**Data listing**.
━━━━━━━━━━━━━━━━
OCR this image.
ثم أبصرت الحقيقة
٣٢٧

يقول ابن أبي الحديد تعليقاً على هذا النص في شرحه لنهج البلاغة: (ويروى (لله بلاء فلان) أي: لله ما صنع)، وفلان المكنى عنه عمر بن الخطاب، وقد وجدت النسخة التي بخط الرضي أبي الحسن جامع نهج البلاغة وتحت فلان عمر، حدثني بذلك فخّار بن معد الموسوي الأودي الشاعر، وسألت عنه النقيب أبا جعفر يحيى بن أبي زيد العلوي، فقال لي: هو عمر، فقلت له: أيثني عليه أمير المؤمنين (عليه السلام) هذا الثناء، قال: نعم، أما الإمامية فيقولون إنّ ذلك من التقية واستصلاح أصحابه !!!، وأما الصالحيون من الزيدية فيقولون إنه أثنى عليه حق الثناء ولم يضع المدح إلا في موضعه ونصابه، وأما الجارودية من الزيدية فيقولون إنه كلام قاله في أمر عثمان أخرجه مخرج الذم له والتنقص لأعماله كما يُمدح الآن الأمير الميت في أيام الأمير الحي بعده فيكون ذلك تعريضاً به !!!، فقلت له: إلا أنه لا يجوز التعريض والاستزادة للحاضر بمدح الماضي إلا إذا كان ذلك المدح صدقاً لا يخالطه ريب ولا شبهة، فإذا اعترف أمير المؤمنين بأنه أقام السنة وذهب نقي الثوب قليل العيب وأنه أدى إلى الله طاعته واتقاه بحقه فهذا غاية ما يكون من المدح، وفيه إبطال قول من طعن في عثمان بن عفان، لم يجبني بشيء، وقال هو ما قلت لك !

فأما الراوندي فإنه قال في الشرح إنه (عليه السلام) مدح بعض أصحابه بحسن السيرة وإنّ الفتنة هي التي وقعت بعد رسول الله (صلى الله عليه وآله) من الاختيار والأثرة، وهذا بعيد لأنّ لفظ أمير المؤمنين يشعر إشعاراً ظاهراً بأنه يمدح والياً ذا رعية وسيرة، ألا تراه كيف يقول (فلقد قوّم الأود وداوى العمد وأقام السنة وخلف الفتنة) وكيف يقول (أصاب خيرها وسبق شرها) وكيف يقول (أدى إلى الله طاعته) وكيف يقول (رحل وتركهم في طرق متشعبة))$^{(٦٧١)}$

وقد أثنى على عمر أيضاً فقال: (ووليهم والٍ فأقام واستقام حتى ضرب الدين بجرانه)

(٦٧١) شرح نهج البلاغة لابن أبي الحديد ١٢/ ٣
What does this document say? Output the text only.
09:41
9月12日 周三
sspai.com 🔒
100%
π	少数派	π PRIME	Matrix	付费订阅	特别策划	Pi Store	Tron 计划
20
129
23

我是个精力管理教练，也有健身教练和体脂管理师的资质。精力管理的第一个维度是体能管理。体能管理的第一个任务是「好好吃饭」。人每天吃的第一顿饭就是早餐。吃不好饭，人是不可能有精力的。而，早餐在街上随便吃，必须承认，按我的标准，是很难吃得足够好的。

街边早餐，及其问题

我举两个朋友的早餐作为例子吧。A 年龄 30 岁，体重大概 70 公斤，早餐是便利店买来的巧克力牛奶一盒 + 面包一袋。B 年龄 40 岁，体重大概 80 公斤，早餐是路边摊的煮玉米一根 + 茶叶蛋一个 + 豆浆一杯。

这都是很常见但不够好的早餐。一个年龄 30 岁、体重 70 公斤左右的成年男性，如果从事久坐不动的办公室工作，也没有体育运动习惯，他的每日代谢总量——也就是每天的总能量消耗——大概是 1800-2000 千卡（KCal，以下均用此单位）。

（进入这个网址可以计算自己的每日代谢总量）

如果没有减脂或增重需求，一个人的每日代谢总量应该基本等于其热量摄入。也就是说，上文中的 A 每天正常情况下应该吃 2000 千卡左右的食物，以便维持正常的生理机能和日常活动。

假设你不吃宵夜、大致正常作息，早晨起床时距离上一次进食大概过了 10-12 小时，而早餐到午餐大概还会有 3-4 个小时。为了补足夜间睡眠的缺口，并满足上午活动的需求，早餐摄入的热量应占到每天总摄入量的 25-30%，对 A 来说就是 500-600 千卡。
━━━━━━━━━━━━━━━━
**WHAT YOU ARE ASKED TO DO**.
Go through the listing and copy all of it exactly.

**SOLUTION TO THIS TASK**.
OCR this image.
ثم أبصرت الحقيقة
٣٢٧

يقول ابن أبي الحديد تعليقاً على هذا النص في شرحه لنهج البلاغة: (ويروى (لله بلاء فلان) أي: لله ما صنع)، وفلان المكنى عنه عمر بن الخطاب، وقد وجدت النسخة التي بخط الرضي أبي الحسن جامع نهج البلاغة وتحت فلان عمر، حدثني بذلك فخّار بن معد الموسوي الأودي الشاعر، وسألت عنه النقيب أبا جعفر يحيى بن أبي زيد العلوي، فقال لي: هو عمر، فقلت له: أيثني عليه أمير المؤمنين (عليه السلام) هذا الثناء، قال: نعم، أما الإمامية فيقولون إنّ ذلك من التقية واستصلاح أصحابه !!!، وأما الصالحيون من الزيدية فيقولون إنه أثنى عليه حق الثناء ولم يضع المدح إلا في موضعه ونصابه، وأما الجارودية من الزيدية فيقولون إنه كلام قاله في أمر عثمان أخرجه مخرج الذم له والتنقص لأعماله كما يُمدح الآن الأمير الميت في أيام الأمير الحي بعده فيكون ذلك تعريضاً به !!!، فقلت له: إلا أنه لا يجوز التعريض والاستزادة للحاضر بمدح الماضي إلا إذا كان ذلك المدح صدقاً لا يخالطه ريب ولا شبهة، فإذا اعترف أمير المؤمنين بأنه أقام السنة وذهب نقي الثوب قليل العيب وأنه أدى إلى الله طاعته واتقاه بحقه فهذا غاية ما يكون من المدح، وفيه إبطال قول من طعن في عثمان بن عفان، لم يجبني بشيء، وقال هو ما قلت لك !

فأما الراوندي فإنه قال في الشرح إنه (عليه السلام) مدح بعض أصحابه بحسن السيرة وإنّ الفتنة هي التي وقعت بعد رسول الله (صلى الله عليه وآله) من الاختيار والأثرة، وهذا بعيد لأنّ لفظ أمير المؤمنين يشعر إشعاراً ظاهراً بأنه يمدح والياً ذا رعية وسيرة، ألا تراه كيف يقول (فلقد قوّم الأود وداوى العمد وأقام السنة وخلف الفتنة) وكيف يقول (أصاب خيرها وسبق شرها) وكيف يقول (أدى إلى الله طاعته) وكيف يقول (رحل وتركهم في طرق متشعبة))$^{(٦٧١)}$

وقد أثنى على عمر أيضاً فقال: (ووليهم والٍ فأقام واستقام حتى ضرب الدين بجرانه)

(٦٧١) شرح نهج البلاغة لابن أبي الحديد ١٢/ ٣
What does this document say? Output the text only.
09:41
9月12日 周三
sspai.com 🔒
100%
π	少数派	π PRIME	Matrix	付费订阅	特别策划	Pi Store	Tron 计划
20
129
23

我是个精力管理教练，也有健身教练和体脂管理师的资质。精力管理的第一个维度是体能管理。体能管理的第一个任务是「好好吃饭」。人每天吃的第一顿饭就是早餐。吃不好饭，人是不可能有精力的。而，早餐在街上随便吃，必须承认，按我的标准，是很难吃得足够好的。

街边早餐，及其问题

我举两个朋友的早餐作为例子吧。A 年龄 30 岁，体重大概 70 公斤，早餐是便利店买来的巧克力牛奶一盒 + 面包一袋。B 年龄 40 岁，体重大概 80 公斤，早餐是路边摊的煮玉米一根 + 茶叶蛋一个 + 豆浆一杯。

这都是很常见但不够好的早餐。一个年龄 30 岁、体重 70 公斤左右的成年男性，如果从事久坐不动的办公室工作，也没有体育运动习惯，他的每日代谢总量——也就是每天的总能量消耗——大概是 1800-2000 千卡（KCal，以下均用此单位）。

（进入这个网址可以计算自己的每日代谢总量）

如果没有减脂或增重需求，一个人的每日代谢总量应该基本等于其热量摄入。也就是说，上文中的 A 每天正常情况下应该吃 2000 千卡左右的食物，以便维持正常的生理机能和日常活动。

假设你不吃宵夜、大致正常作息，早晨起床时距离上一次进食大概过了 10-12 小时，而早餐到午餐大概还会有 3-4 个小时。为了补足夜间睡眠的缺口，并满足上午活动的需求，早餐摄入的热量应占到每天总摄入量的 25-30%，对 A 来说就是 500-600 千卡。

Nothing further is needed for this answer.